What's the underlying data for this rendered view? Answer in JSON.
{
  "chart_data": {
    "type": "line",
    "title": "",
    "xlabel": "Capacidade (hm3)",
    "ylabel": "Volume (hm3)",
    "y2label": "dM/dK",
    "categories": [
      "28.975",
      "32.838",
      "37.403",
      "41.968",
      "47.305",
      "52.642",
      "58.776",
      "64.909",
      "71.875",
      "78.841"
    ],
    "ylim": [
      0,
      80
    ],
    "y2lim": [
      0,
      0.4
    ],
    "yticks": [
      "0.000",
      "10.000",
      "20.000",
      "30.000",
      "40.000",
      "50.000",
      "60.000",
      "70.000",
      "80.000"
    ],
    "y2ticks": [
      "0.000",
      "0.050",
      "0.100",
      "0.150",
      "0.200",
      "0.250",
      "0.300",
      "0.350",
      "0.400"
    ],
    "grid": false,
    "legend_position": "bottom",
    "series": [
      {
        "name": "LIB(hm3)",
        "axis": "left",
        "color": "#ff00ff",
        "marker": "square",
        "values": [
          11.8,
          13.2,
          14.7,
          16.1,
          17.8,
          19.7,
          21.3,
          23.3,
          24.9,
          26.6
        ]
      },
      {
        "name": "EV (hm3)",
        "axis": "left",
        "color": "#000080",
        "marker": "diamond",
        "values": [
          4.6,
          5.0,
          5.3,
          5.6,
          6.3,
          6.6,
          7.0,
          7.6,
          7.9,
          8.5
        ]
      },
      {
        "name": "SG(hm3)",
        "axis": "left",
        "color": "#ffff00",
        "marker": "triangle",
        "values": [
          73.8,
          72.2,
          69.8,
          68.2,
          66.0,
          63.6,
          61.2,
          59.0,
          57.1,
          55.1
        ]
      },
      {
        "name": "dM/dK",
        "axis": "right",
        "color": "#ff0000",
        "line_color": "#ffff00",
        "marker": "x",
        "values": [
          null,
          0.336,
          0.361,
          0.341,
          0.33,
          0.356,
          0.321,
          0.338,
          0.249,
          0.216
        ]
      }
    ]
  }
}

- Task goal -
Would you reproduce all the entries exactly?

- Finished exercise -
What's the underlying data for this rendered view? Answer in JSON.
{
  "chart_data": {
    "type": "line",
    "title": "",
    "xlabel": "Capacidade (hm3)",
    "ylabel": "Volume (hm3)",
    "y2label": "dM/dK",
    "categories": [
      "28.975",
      "32.838",
      "37.403",
      "41.968",
      "47.305",
      "52.642",
      "58.776",
      "64.909",
      "71.875",
      "78.841"
    ],
    "ylim": [
      0,
      80
    ],
    "y2lim": [
      0,
      0.4
    ],
    "yticks": [
      "0.000",
      "10.000",
      "20.000",
      "30.000",
      "40.000",
      "50.000",
      "60.000",
      "70.000",
      "80.000"
    ],
    "y2ticks": [
      "0.000",
      "0.050",
      "0.100",
      "0.150",
      "0.200",
      "0.250",
      "0.300",
      "0.350",
      "0.400"
    ],
    "grid": false,
    "legend_position": "bottom",
    "series": [
      {
        "name": "LIB(hm3)",
        "axis": "left",
        "color": "#ff00ff",
        "marker": "square",
        "values": [
          11.8,
          13.2,
          14.7,
          16.1,
          17.8,
          19.7,
          21.3,
          23.3,
          24.9,
          26.6
        ]
      },
      {
        "name": "EV (hm3)",
        "axis": "left",
        "color": "#000080",
        "marker": "diamond",
        "values": [
          4.6,
          5.0,
          5.3,
          5.6,
          6.3,
          6.6,
          7.0,
          7.6,
          7.9,
          8.5
        ]
      },
      {
        "name": "SG(hm3)",
        "axis": "left",
        "color": "#ffff00",
        "marker": "triangle",
        "values": [
          73.8,
          72.2,
          69.8,
          68.2,
          66.0,
          63.6,
          61.2,
          59.0,
          57.1,
          55.1
        ]
      },
      {
        "name": "dM/dK",
        "axis": "right",
        "color": "#ff0000",
        "line_color": "#ffff00",
        "marker": "x",
        "values": [
          null,
          0.336,
          0.361,
          0.341,
          0.33,
          0.356,
          0.321,
          0.338,
          0.249,
          0.216
        ]
      }
    ]
  }
}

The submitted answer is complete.